DATA ENTRIES =>
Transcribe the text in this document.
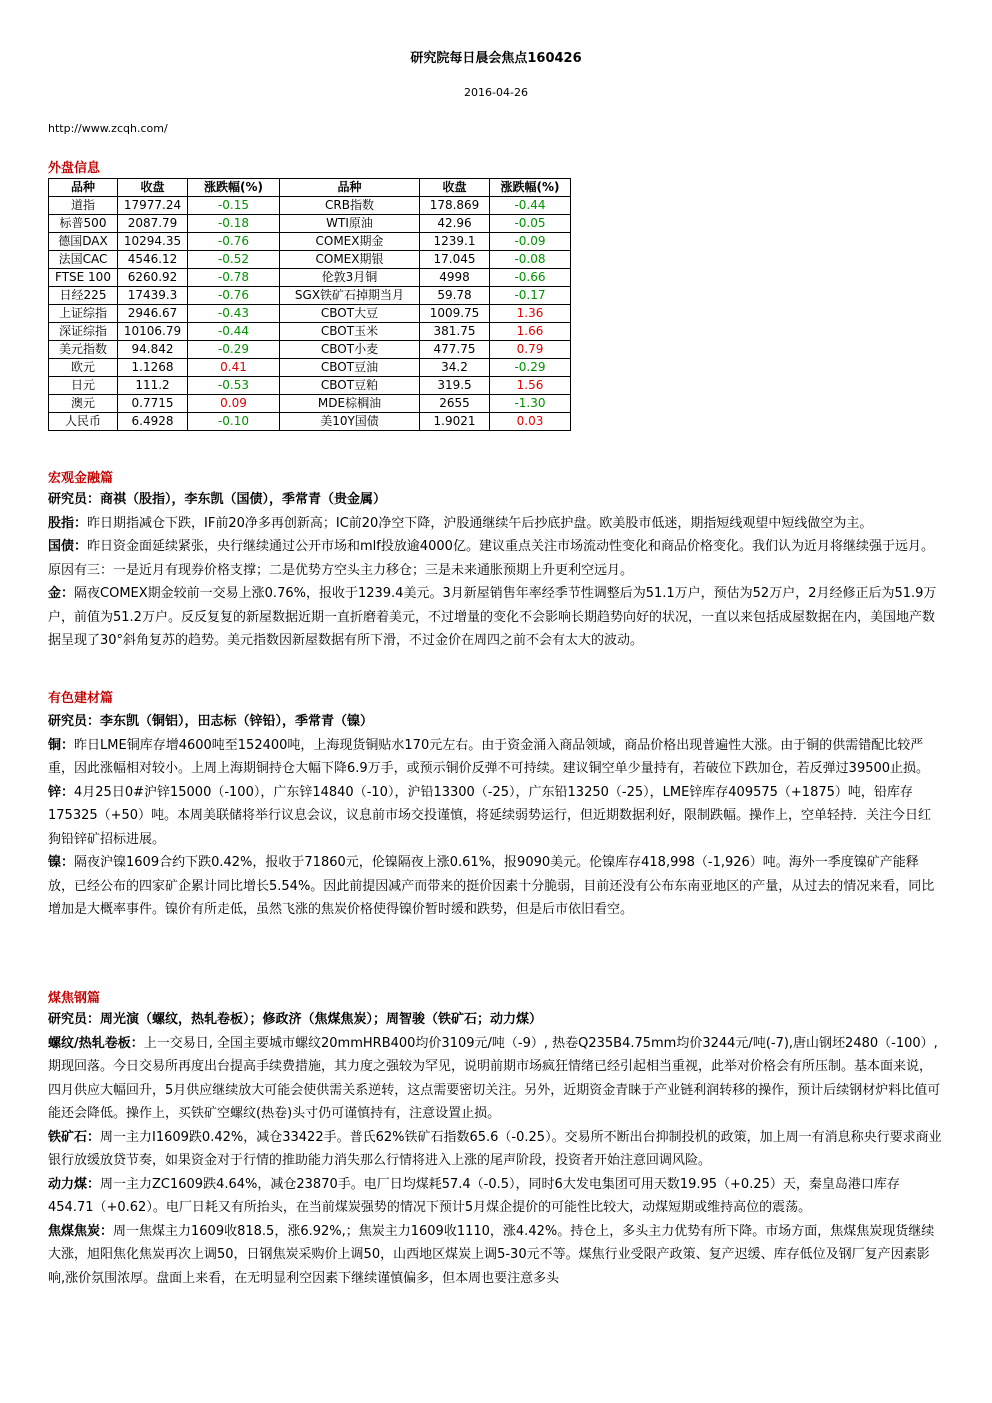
研究院每日晨会焦点160426
2016-04-26
http://www.zcqh.com/
外盘信息
品种	收盘	涨跌幅(%)	品种	收盘	涨跌幅(%)
道指	17977.24	-0.15	CRB指数	178.869	-0.44
标普500	2087.79	-0.18	WTI原油	42.96	-0.05
德国DAX	10294.35	-0.76	COMEX期金	1239.1	-0.09
法国CAC	4546.12	-0.52	COMEX期银	17.045	-0.08
FTSE 100	6260.92	-0.78	伦敦3月铜	4998	-0.66
日经225	17439.3	-0.76	SGX铁矿石掉期当月	59.78	-0.17
上证综指	2946.67	-0.43	CBOT大豆	1009.75	1.36
深证综指	10106.79	-0.44	CBOT玉米	381.75	1.66
美元指数	94.842	-0.29	CBOT小麦	477.75	0.79
欧元	1.1268	0.41	CBOT豆油	34.2	-0.29
日元	111.2	-0.53	CBOT豆粕	319.5	1.56
澳元	0.7715	0.09	MDE棕榈油	2655	-1.30
人民币	6.4928	-0.10	美10Y国债	1.9021	0.03
宏观金融篇

研究员：商祺（股指），李东凯（国债），季常青（贵金属）

股指：昨日期指减仓下跌，IF前20净多再创新高；IC前20净空下降，沪股通继续午后抄底护盘。欧美股市低迷，期指短线观望中短线做空为主。

国债：昨日资金面延续紧张，央行继续通过公开市场和mlf投放逾4000亿。建议重点关注市场流动性变化和商品价格变化。我们认为近月将继续强于远月。原因有三：一是近月有现券价格支撑；二是优势方空头主力移仓；三是未来通胀预期上升更利空远月。

金：隔夜COMEX期金较前一交易上涨0.76%，报收于1239.4美元。3月新屋销售年率经季节性调整后为51.1万户，预估为52万户，2月经修正后为51.9万户，前值为51.2万户。反反复复的新屋数据近期一直折磨着美元，不过增量的变化不会影响长期趋势向好的状况，一直以来包括成屋数据在内，美国地产数据呈现了30°斜角复苏的趋势。美元指数因新屋数据有所下滑，不过金价在周四之前不会有太大的波动。

有色建材篇

研究员：李东凯（铜铝），田志标（锌铅），季常青（镍）

铜：昨日LME铜库存增4600吨至152400吨，上海现货铜贴水170元左右。由于资金涌入商品领域，商品价格出现普遍性大涨。由于铜的供需错配比较严重，因此涨幅相对较小。上周上海期铜持仓大幅下降6.9万手，或预示铜价反弹不可持续。建议铜空单少量持有，若破位下跌加仓，若反弹过39500止损。

锌：4月25日0#沪锌15000（-100），广东锌14840（-10），沪铅13300（-25），广东铅13250（-25），LME锌库存409575（+1875）吨，铅库存175325（+50）吨。本周美联储将举行议息会议，议息前市场交投谨慎，将延续弱势运行，但近期数据利好，限制跌幅。操作上，空单轻持．关注今日红狗铅锌矿招标进展。

镍：隔夜沪镍1609合约下跌0.42%，报收于71860元，伦镍隔夜上涨0.61%，报9090美元。伦镍库存418,998（-1,926）吨。海外一季度镍矿产能释放，已经公布的四家矿企累计同比增长5.54%。因此前提因减产而带来的挺价因素十分脆弱，目前还没有公布东南亚地区的产量，从过去的情况来看，同比增加是大概率事件。镍价有所走低，虽然飞涨的焦炭价格使得镍价暂时缓和跌势，但是后市依旧看空。

煤焦钢篇

研究员：周光演（螺纹，热轧卷板）；修政济（焦煤焦炭）；周智骏（铁矿石；动力煤）

螺纹/热轧卷板：上一交易日, 全国主要城市螺纹20mmHRB400均价3109元/吨（-9）, 热卷Q235B4.75mm均价3244元/吨(-7),唐山钢坯2480（-100）,期现回落。今日交易所再度出台提高手续费措施，其力度之强较为罕见，说明前期市场疯狂情绪已经引起相当重视，此举对价格会有所压制。基本面来说，四月供应大幅回升，5月供应继续放大可能会使供需关系逆转，这点需要密切关注。另外，近期资金青睐于产业链利润转移的操作，预计后续钢材炉料比值可能还会降低。操作上，买铁矿空螺纹(热卷)头寸仍可谨慎持有，注意设置止损。

铁矿石：周一主力I1609跌0.42%，减仓33422手。普氏62%铁矿石指数65.6（-0.25）。交易所不断出台抑制投机的政策，加上周一有消息称央行要求商业银行放缓放贷节奏，如果资金对于行情的推助能力消失那么行情将进入上涨的尾声阶段，投资者开始注意回调风险。

动力煤：周一主力ZC1609跌4.64%，减仓23870手。电厂日均煤耗57.4（-0.5），同时6大发电集团可用天数19.95（+0.25）天，秦皇岛港口库存454.71（+0.62）。电厂日耗又有所抬头，在当前煤炭强势的情况下预计5月煤企提价的可能性比较大，动煤短期或维持高位的震荡。

焦煤焦炭：周一焦煤主力1609收818.5，涨6.92%,；焦炭主力1609收1110，涨4.42%。持仓上，多头主力优势有所下降。市场方面，焦煤焦炭现货继续大涨，旭阳焦化焦炭再次上调50，日钢焦炭采购价上调50，山西地区煤炭上调5-30元不等。煤焦行业受限产政策、复产迟缓、库存低位及钢厂复产因素影响,涨价氛围浓厚。盘面上来看，在无明显利空因素下继续谨慎偏多，但本周也要注意多头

GOAL =>
Return the number of lines that include the word "热轧卷板", and nothing else.

ANSWER FOR THE TASK =>
2